##### Exercise input
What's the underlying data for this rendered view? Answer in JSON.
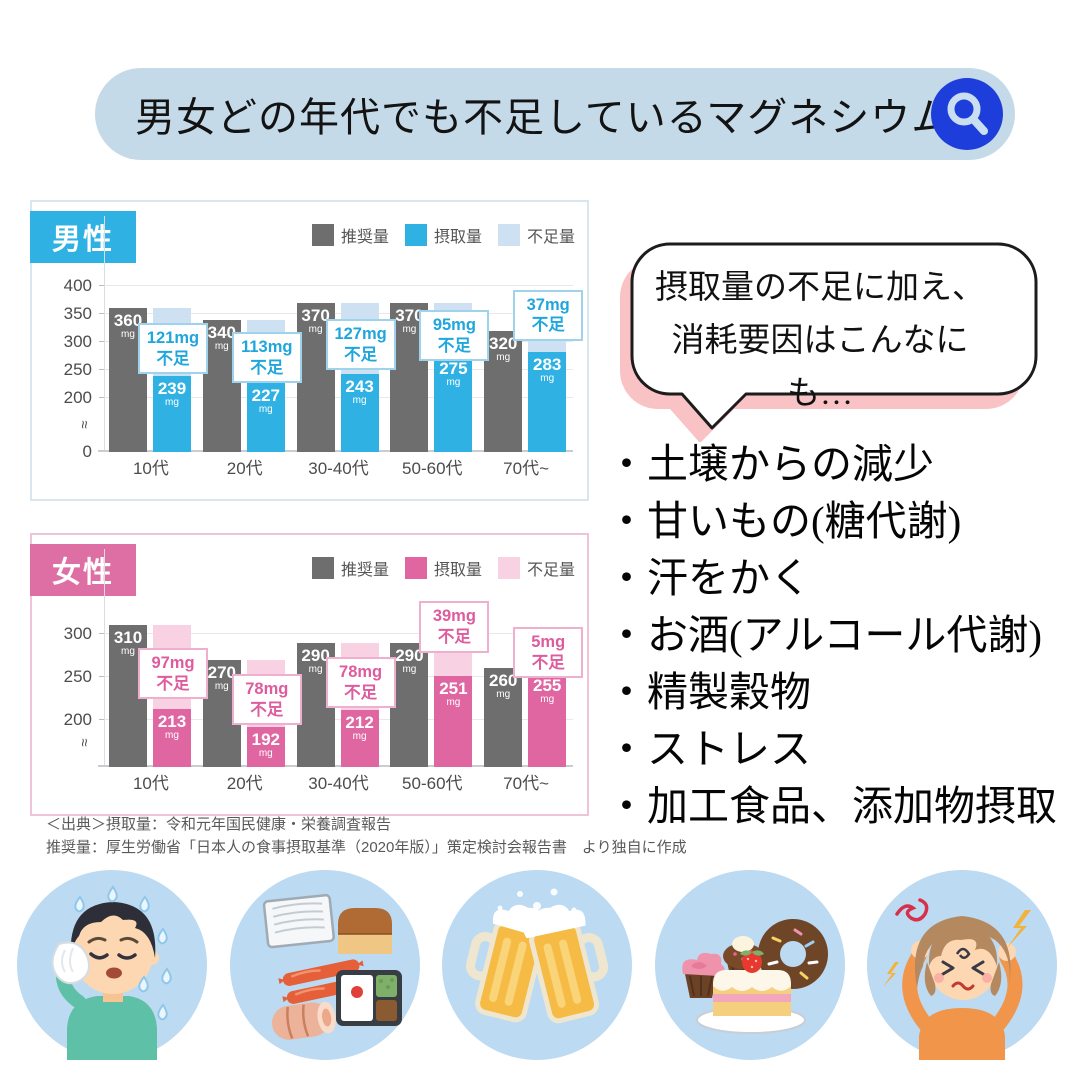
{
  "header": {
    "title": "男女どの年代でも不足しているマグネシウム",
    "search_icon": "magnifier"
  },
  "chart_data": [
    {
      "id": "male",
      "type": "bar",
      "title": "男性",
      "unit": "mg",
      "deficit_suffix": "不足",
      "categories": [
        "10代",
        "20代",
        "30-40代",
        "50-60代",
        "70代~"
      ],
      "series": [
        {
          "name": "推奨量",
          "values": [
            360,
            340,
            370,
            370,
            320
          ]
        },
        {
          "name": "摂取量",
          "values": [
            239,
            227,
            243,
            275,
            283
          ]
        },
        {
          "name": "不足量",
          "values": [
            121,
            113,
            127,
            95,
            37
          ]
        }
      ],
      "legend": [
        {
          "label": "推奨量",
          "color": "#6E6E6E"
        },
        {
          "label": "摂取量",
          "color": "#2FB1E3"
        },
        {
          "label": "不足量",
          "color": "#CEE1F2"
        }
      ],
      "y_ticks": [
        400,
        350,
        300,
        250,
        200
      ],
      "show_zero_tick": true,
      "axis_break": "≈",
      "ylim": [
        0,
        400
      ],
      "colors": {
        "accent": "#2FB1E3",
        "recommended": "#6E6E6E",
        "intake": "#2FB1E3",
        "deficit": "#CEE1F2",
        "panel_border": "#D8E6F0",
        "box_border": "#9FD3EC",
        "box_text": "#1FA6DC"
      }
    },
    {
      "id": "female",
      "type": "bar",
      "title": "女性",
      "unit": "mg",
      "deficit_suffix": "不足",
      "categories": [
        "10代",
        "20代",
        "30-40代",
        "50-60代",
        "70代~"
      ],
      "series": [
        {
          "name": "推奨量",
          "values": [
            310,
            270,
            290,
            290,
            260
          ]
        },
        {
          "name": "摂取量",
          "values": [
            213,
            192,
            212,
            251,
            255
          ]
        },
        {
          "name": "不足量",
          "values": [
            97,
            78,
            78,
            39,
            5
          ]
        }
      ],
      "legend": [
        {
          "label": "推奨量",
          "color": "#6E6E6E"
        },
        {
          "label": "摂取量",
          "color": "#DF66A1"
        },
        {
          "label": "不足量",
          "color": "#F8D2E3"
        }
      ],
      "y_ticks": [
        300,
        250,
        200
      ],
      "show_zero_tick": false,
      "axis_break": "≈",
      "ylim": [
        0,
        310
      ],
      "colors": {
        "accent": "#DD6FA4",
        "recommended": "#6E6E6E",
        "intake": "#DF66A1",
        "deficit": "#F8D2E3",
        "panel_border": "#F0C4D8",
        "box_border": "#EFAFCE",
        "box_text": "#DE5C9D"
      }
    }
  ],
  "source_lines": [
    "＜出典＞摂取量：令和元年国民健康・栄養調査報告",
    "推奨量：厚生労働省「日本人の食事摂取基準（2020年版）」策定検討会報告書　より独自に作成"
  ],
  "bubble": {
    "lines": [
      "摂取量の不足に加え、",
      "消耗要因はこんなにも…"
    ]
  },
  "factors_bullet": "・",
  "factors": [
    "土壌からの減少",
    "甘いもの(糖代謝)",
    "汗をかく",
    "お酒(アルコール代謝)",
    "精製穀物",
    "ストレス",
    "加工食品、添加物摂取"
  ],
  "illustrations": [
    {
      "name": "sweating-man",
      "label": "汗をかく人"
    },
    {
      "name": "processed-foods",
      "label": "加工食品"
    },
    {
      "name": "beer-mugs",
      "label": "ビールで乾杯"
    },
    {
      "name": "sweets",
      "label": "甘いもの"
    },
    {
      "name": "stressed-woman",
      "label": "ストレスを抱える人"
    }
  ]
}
##########
##### Exercise input
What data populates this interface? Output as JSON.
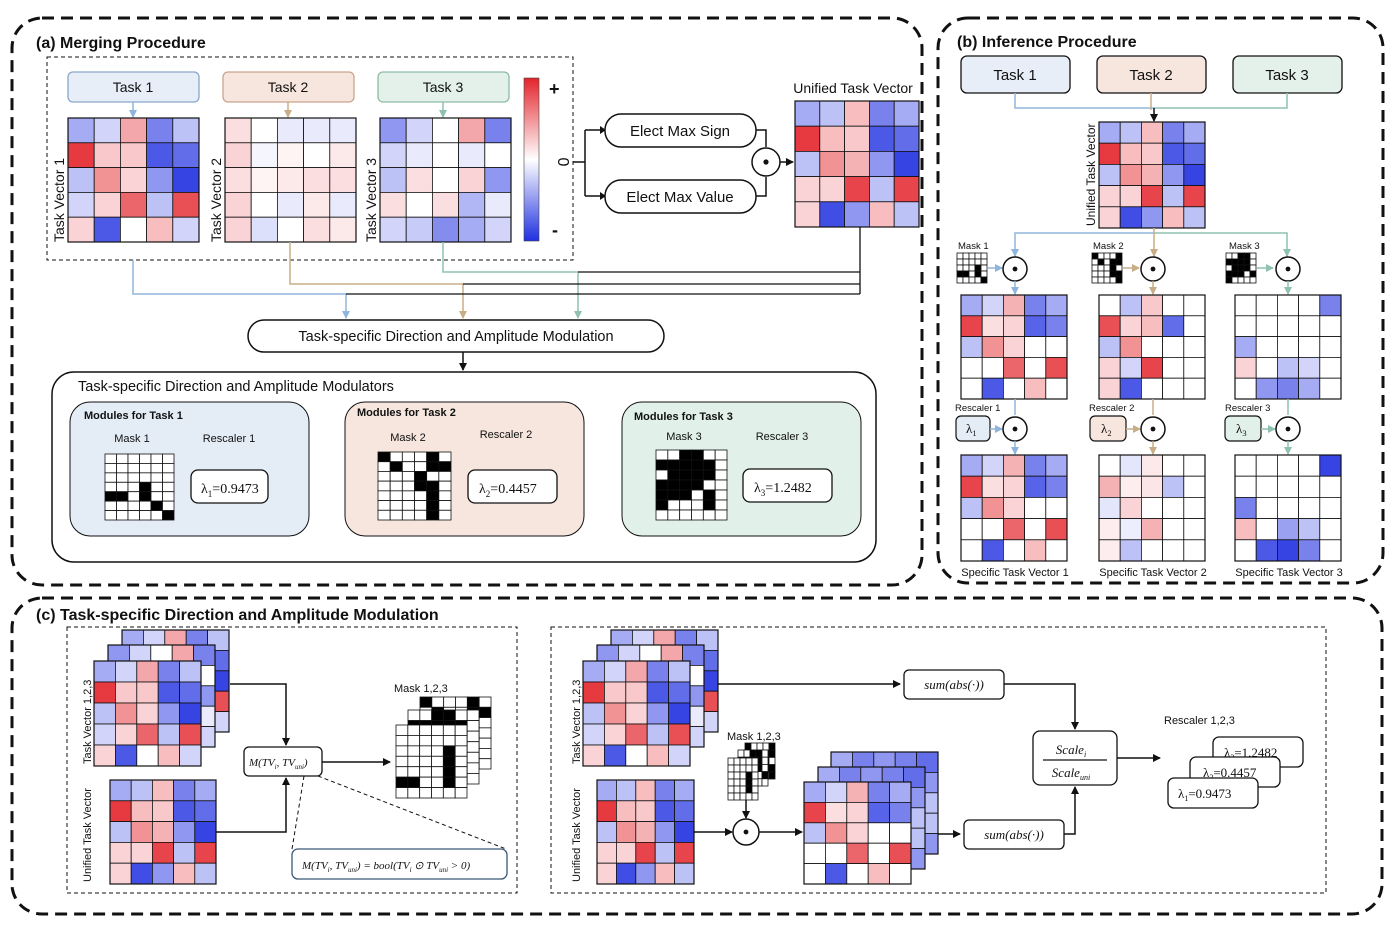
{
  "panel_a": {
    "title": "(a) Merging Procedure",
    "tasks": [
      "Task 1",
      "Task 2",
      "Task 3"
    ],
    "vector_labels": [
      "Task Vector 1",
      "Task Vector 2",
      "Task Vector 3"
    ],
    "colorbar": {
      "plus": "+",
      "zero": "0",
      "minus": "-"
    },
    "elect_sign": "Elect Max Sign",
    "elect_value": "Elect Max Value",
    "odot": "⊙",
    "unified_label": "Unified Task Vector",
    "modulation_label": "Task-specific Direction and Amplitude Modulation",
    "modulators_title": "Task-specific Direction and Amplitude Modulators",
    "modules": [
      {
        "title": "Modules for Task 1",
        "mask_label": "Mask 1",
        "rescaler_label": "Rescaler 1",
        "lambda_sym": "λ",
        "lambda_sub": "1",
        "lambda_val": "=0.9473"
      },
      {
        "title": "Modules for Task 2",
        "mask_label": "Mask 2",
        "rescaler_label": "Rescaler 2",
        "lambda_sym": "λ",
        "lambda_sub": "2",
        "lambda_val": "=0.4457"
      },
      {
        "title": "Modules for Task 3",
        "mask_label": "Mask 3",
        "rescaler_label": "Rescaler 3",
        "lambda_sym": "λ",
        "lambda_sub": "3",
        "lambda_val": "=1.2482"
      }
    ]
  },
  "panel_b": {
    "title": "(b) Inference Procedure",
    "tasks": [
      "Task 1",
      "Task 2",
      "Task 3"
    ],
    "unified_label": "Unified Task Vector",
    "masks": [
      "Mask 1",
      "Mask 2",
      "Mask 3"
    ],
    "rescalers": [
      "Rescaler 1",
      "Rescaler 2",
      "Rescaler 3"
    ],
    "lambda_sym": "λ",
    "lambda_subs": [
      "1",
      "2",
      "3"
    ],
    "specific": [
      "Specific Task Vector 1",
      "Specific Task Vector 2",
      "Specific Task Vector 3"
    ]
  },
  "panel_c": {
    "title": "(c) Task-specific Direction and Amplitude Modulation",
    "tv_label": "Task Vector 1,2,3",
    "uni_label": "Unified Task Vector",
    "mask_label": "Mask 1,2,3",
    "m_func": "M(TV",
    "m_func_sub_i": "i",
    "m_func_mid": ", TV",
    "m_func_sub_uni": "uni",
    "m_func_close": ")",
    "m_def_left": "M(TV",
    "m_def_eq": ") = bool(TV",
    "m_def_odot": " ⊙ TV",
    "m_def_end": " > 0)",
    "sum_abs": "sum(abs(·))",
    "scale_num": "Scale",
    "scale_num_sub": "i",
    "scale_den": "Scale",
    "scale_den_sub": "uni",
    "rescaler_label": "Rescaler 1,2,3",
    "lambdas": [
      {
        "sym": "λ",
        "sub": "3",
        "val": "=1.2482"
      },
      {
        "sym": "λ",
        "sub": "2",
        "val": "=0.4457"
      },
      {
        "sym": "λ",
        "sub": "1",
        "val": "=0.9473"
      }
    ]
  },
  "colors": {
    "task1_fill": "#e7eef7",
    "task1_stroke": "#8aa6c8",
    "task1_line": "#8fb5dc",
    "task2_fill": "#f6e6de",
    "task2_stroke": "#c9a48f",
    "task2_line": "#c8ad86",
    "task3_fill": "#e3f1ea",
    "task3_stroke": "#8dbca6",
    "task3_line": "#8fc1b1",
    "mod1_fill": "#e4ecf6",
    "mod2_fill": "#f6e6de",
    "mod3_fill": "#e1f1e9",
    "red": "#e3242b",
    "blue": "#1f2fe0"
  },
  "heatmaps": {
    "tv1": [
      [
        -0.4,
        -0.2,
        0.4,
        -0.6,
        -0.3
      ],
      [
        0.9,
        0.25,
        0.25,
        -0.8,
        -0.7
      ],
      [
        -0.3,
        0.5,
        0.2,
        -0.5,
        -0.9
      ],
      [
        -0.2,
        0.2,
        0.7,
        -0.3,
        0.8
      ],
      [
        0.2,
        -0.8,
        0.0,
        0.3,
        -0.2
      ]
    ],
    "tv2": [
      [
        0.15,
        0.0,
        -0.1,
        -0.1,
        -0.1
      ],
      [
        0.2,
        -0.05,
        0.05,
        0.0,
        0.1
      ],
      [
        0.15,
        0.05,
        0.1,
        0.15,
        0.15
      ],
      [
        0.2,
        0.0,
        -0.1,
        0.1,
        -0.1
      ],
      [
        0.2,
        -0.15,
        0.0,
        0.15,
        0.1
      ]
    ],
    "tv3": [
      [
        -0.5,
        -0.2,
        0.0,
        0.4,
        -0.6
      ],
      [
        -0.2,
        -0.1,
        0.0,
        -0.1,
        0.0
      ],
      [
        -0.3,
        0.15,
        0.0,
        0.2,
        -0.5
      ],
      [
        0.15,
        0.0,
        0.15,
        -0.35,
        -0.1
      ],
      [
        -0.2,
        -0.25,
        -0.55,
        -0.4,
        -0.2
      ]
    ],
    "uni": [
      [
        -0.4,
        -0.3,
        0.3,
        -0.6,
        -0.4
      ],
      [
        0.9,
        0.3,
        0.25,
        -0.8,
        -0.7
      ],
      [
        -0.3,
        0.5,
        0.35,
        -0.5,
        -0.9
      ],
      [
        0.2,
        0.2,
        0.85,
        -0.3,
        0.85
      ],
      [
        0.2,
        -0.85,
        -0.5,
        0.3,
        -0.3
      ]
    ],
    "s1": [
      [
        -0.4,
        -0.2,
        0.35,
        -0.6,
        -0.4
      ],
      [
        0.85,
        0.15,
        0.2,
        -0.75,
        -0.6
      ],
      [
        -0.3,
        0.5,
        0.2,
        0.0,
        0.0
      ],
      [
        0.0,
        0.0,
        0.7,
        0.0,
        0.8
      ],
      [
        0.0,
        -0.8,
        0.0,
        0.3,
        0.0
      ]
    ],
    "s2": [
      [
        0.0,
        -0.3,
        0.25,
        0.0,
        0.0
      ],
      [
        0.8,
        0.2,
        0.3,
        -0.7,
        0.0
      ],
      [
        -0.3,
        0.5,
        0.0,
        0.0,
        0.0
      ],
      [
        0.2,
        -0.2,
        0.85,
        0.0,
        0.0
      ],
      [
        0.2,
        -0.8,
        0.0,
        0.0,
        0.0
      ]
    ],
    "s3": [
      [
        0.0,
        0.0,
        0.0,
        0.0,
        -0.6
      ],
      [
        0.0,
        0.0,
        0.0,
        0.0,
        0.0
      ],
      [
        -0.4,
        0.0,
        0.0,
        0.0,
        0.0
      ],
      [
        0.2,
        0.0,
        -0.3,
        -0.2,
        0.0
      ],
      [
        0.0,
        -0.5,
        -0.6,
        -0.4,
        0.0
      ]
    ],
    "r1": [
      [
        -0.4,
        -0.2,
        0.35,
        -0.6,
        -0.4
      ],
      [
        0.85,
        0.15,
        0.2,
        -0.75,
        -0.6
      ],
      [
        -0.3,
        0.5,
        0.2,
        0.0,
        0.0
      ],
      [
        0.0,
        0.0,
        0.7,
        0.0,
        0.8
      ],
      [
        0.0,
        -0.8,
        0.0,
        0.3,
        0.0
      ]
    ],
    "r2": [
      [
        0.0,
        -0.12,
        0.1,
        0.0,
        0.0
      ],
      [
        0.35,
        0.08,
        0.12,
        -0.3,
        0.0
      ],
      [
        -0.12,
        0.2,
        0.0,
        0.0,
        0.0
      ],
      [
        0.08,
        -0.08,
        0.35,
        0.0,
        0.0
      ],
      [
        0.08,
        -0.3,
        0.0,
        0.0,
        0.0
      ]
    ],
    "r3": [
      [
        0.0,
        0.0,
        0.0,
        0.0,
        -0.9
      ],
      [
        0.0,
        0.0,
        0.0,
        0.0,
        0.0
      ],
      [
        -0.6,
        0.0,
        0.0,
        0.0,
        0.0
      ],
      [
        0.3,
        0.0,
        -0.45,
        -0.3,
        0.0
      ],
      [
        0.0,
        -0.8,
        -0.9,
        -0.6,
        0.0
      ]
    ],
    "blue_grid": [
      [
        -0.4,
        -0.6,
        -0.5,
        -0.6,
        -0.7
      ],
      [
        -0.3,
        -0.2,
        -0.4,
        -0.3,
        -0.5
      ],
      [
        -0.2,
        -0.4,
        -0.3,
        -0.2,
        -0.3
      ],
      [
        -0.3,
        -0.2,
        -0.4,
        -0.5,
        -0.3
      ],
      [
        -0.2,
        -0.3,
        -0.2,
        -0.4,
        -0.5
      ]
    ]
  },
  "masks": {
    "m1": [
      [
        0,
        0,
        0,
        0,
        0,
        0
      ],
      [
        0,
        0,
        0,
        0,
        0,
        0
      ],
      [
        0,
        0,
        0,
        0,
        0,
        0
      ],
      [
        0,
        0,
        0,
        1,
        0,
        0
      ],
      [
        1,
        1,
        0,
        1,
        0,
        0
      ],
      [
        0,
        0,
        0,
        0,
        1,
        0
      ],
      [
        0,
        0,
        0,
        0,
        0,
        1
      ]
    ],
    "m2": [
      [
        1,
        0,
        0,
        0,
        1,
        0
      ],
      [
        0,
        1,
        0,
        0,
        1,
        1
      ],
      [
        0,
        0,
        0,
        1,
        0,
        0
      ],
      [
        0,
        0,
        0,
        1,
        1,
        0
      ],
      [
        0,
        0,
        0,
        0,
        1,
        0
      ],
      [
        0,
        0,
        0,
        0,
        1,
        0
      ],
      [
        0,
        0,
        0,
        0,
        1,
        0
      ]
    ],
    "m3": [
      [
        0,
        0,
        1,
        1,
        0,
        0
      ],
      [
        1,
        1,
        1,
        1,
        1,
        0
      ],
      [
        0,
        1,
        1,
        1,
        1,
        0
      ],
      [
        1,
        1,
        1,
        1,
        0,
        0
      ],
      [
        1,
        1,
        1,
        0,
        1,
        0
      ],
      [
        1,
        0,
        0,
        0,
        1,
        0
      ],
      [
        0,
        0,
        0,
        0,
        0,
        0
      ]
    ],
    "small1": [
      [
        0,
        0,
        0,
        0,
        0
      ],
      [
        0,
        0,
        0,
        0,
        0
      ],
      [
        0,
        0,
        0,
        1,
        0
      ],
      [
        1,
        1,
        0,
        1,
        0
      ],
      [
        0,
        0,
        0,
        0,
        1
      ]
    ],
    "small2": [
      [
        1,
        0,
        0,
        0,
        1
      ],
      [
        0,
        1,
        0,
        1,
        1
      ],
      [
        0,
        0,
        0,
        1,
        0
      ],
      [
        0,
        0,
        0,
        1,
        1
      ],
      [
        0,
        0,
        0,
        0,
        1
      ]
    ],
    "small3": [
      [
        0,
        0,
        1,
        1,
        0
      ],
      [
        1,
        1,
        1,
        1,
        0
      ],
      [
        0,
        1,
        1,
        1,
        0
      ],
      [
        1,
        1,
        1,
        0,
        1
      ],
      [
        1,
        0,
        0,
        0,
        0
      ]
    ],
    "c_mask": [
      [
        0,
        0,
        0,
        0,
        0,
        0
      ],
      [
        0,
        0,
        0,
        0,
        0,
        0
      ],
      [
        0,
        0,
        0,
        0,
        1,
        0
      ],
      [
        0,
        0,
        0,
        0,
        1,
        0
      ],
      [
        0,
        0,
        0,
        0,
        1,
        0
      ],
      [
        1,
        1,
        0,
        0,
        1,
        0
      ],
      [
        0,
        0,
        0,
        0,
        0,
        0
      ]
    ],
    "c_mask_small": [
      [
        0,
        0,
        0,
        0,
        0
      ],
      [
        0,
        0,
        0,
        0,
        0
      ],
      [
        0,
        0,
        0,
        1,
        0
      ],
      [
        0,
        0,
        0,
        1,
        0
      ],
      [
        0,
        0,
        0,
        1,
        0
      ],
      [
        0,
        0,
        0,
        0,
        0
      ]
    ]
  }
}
##########
> [Job] Copy out every line of the material above that mentions the word "this".

> [Task result]
What's the underlying data for this rendered view? Answer in JSON.
What data populates this interface? Output as JSON.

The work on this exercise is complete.